• STORED DATA

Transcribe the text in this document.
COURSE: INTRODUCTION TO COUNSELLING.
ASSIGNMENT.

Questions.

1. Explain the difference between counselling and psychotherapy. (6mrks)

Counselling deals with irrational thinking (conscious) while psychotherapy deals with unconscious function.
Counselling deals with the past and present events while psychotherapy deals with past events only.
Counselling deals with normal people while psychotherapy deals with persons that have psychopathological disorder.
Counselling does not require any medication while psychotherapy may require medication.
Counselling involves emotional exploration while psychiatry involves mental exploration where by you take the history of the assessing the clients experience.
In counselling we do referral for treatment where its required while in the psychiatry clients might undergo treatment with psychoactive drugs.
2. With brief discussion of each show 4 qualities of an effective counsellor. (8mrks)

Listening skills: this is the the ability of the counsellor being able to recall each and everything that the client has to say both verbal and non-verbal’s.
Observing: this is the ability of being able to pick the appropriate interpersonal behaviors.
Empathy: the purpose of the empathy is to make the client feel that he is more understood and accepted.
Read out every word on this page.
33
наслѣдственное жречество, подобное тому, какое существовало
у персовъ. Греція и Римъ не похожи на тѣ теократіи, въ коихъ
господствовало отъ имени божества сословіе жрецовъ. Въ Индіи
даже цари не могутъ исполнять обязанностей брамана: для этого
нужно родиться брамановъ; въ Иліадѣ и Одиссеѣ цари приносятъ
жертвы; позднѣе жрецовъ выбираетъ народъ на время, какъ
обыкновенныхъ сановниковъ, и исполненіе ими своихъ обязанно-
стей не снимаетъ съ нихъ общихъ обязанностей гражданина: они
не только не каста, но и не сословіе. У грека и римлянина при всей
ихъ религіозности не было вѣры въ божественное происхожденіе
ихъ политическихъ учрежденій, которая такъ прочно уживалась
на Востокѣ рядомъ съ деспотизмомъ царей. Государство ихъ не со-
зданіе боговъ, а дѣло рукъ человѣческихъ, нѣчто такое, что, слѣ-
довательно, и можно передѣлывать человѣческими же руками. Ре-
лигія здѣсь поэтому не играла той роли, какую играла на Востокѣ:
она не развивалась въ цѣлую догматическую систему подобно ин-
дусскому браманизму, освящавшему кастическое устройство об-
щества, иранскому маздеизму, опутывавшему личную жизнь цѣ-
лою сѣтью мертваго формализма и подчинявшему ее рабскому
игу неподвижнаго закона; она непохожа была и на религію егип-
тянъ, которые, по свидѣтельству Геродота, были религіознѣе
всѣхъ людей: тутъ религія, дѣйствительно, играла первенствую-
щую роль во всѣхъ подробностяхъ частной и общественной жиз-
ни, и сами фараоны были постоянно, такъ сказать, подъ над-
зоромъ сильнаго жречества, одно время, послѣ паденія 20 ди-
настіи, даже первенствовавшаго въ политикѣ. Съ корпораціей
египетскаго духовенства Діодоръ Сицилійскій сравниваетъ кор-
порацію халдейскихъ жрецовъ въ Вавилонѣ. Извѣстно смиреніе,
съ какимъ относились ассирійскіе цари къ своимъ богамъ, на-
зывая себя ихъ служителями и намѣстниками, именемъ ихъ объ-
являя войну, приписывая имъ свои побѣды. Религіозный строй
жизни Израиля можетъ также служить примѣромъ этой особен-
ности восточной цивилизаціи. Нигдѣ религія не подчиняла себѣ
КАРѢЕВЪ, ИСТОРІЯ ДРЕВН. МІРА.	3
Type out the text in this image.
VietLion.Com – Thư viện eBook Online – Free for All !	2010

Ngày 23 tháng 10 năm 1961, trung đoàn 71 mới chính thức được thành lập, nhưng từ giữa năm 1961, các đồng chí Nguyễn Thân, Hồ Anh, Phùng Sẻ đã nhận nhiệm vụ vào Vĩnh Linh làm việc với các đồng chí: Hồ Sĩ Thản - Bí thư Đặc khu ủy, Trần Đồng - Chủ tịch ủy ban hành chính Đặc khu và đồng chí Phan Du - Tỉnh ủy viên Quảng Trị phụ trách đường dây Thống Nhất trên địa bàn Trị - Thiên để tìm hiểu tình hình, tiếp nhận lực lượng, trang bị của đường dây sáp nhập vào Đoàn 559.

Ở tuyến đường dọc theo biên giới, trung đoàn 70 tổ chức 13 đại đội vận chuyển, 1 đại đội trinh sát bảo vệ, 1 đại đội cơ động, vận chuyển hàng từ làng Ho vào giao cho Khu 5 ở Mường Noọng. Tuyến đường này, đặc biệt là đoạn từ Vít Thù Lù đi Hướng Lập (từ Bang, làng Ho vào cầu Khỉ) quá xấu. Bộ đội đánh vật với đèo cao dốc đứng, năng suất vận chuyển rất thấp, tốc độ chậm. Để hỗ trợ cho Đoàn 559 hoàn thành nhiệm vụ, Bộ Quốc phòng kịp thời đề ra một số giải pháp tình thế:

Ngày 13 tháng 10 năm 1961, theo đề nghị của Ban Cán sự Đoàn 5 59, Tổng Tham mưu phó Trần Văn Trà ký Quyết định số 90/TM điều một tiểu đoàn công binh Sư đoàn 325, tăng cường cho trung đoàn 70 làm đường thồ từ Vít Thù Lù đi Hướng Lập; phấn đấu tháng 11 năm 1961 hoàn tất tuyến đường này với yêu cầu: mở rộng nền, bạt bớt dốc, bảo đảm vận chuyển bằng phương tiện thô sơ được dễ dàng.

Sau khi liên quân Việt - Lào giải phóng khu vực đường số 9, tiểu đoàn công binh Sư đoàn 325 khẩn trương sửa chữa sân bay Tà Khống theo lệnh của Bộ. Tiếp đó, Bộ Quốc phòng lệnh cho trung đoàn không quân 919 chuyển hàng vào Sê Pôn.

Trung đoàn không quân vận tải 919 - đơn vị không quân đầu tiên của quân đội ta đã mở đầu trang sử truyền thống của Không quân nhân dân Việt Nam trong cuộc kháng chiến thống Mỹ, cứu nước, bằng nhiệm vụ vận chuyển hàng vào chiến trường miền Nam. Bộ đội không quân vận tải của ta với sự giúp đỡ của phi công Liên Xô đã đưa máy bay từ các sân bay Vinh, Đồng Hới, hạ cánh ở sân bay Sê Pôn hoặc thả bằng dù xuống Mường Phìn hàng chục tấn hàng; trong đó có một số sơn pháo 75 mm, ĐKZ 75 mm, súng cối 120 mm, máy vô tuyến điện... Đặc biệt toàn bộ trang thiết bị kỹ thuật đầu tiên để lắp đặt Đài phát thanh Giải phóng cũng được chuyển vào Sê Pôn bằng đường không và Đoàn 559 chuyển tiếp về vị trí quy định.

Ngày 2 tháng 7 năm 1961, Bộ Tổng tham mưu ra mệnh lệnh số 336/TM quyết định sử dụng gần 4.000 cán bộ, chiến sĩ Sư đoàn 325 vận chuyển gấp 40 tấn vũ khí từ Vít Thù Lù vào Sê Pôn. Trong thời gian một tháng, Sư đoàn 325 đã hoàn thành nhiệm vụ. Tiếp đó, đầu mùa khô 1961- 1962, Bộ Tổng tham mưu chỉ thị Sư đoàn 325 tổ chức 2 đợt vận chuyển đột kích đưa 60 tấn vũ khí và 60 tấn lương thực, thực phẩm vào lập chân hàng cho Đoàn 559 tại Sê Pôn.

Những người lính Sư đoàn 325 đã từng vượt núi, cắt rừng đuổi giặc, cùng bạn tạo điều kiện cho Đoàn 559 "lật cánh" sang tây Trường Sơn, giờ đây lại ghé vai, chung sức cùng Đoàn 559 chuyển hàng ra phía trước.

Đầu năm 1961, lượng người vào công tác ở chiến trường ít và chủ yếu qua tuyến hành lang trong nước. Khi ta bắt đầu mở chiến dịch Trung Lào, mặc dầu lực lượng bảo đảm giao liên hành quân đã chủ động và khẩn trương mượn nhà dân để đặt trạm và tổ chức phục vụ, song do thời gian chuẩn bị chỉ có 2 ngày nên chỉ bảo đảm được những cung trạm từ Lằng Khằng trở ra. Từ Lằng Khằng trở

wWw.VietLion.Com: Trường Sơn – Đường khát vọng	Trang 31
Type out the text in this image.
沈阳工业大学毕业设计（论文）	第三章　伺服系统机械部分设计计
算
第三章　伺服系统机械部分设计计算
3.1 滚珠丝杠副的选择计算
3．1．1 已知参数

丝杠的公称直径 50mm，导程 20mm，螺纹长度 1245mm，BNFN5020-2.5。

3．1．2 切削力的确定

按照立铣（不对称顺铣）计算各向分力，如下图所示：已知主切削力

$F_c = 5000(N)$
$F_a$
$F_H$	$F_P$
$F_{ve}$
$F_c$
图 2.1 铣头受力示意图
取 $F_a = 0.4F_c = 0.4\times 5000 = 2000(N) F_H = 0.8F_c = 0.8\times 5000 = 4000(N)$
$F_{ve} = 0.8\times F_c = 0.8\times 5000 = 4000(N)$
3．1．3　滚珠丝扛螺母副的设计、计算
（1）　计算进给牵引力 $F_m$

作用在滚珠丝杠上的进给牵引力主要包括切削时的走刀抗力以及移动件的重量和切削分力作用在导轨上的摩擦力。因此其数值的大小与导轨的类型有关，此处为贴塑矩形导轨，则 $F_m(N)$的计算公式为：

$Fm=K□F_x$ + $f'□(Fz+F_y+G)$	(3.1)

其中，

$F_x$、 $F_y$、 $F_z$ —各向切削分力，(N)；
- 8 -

• SHORT TASK
Look through the entries above and report the number of lines that contain "times". Write only the number.

• FULL SOLUTION
2